Return every line of the data below that includes the string "page".

*** ENTRIES SUPPLIED

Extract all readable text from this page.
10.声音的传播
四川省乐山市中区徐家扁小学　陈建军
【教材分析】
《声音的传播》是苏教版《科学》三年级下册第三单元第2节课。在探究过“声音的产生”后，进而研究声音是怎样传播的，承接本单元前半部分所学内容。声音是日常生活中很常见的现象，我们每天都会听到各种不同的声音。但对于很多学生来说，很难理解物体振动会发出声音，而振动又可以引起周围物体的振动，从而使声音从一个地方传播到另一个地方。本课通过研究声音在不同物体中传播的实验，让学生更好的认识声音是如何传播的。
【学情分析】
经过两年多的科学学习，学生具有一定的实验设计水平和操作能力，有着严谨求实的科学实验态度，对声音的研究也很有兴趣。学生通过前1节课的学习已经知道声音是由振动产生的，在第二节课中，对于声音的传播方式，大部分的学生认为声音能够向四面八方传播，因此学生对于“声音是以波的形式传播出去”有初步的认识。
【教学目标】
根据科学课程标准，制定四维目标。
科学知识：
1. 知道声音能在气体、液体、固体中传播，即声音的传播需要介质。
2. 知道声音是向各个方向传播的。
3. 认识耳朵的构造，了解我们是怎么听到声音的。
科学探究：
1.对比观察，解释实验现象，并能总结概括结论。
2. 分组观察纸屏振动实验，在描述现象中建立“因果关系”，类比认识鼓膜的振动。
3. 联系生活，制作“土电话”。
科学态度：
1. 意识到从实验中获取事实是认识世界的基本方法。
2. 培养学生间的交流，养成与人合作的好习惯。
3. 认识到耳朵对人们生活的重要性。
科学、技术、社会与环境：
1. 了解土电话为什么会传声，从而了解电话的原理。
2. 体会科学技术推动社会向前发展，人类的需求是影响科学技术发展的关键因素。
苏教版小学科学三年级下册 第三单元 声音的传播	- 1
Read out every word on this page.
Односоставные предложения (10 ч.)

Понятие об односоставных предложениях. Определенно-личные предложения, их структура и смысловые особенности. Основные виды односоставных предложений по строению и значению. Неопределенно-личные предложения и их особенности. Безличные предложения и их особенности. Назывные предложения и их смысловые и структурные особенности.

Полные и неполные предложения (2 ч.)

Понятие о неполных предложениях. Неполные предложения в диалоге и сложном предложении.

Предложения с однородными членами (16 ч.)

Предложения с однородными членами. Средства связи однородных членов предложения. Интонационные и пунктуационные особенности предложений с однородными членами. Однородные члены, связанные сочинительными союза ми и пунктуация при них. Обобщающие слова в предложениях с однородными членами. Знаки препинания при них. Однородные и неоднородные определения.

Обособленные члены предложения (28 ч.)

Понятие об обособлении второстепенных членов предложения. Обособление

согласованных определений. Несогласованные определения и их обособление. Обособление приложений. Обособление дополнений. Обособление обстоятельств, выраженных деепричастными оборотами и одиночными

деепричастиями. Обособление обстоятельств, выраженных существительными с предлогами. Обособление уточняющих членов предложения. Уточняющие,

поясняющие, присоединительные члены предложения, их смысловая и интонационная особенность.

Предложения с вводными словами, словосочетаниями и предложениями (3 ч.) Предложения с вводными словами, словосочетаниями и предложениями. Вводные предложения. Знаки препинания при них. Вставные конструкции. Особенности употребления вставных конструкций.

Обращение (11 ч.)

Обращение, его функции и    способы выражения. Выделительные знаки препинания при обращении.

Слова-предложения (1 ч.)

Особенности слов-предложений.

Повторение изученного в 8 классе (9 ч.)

******

_REPLY_
Extract all readable text from this page.
Read out every word on this page.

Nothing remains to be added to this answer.